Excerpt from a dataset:

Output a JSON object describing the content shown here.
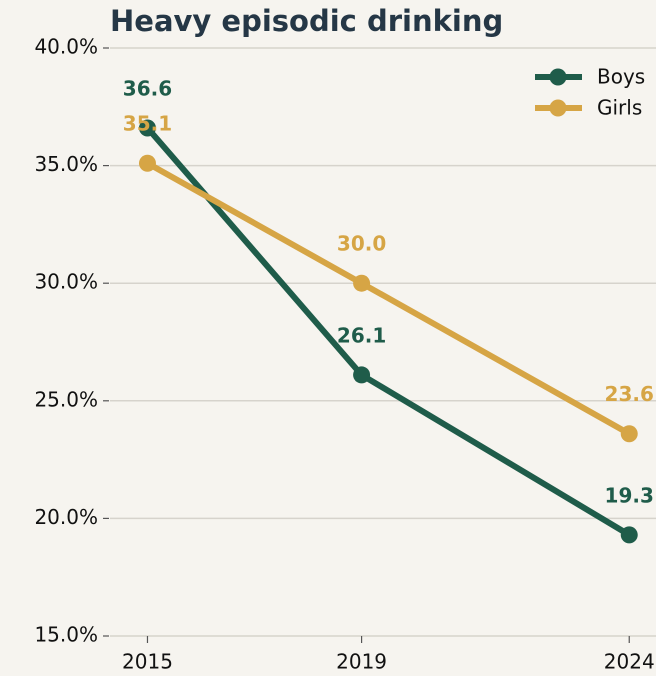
{
  "chart_data": {
    "type": "line",
    "title": "Heavy episodic drinking",
    "x": [
      2015,
      2019,
      2024
    ],
    "xlim": [
      2014.3,
      2024.5
    ],
    "xticks": [
      2015,
      2019,
      2024
    ],
    "ylim": [
      15,
      40
    ],
    "yticks": [
      {
        "value": 15,
        "label": "15.0%"
      },
      {
        "value": 20,
        "label": "20.0%"
      },
      {
        "value": 25,
        "label": "25.0%"
      },
      {
        "value": 30,
        "label": "30.0%"
      },
      {
        "value": 35,
        "label": "35.0%"
      },
      {
        "value": 40,
        "label": "40.0%"
      }
    ],
    "grid": true,
    "legend": "upper right",
    "series": [
      {
        "name": "Boys",
        "color": "#1f5c4a",
        "values": [
          36.6,
          26.1,
          19.3
        ],
        "value_labels": [
          "36.6",
          "26.1",
          "19.3"
        ]
      },
      {
        "name": "Girls",
        "color": "#d6a545",
        "values": [
          35.1,
          30.0,
          23.6
        ],
        "value_labels": [
          "35.1",
          "30.0",
          "23.6"
        ]
      }
    ]
  }
}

● Exercise
Return the full material word for word. Do not include the pictures.

● The result
Output a JSON object describing the content shown here.
{
  "chart_data": {
    "type": "line",
    "title": "Heavy episodic drinking",
    "x": [
      2015,
      2019,
      2024
    ],
    "xlim": [
      2014.3,
      2024.5
    ],
    "xticks": [
      2015,
      2019,
      2024
    ],
    "ylim": [
      15,
      40
    ],
    "yticks": [
      {
        "value": 15,
        "label": "15.0%"
      },
      {
        "value": 20,
        "label": "20.0%"
      },
      {
        "value": 25,
        "label": "25.0%"
      },
      {
        "value": 30,
        "label": "30.0%"
      },
      {
        "value": 35,
        "label": "35.0%"
      },
      {
        "value": 40,
        "label": "40.0%"
      }
    ],
    "grid": true,
    "legend": "upper right",
    "series": [
      {
        "name": "Boys",
        "color": "#1f5c4a",
        "values": [
          36.6,
          26.1,
          19.3
        ],
        "value_labels": [
          "36.6",
          "26.1",
          "19.3"
        ]
      },
      {
        "name": "Girls",
        "color": "#d6a545",
        "values": [
          35.1,
          30.0,
          23.6
        ],
        "value_labels": [
          "35.1",
          "30.0",
          "23.6"
        ]
      }
    ]
  }
}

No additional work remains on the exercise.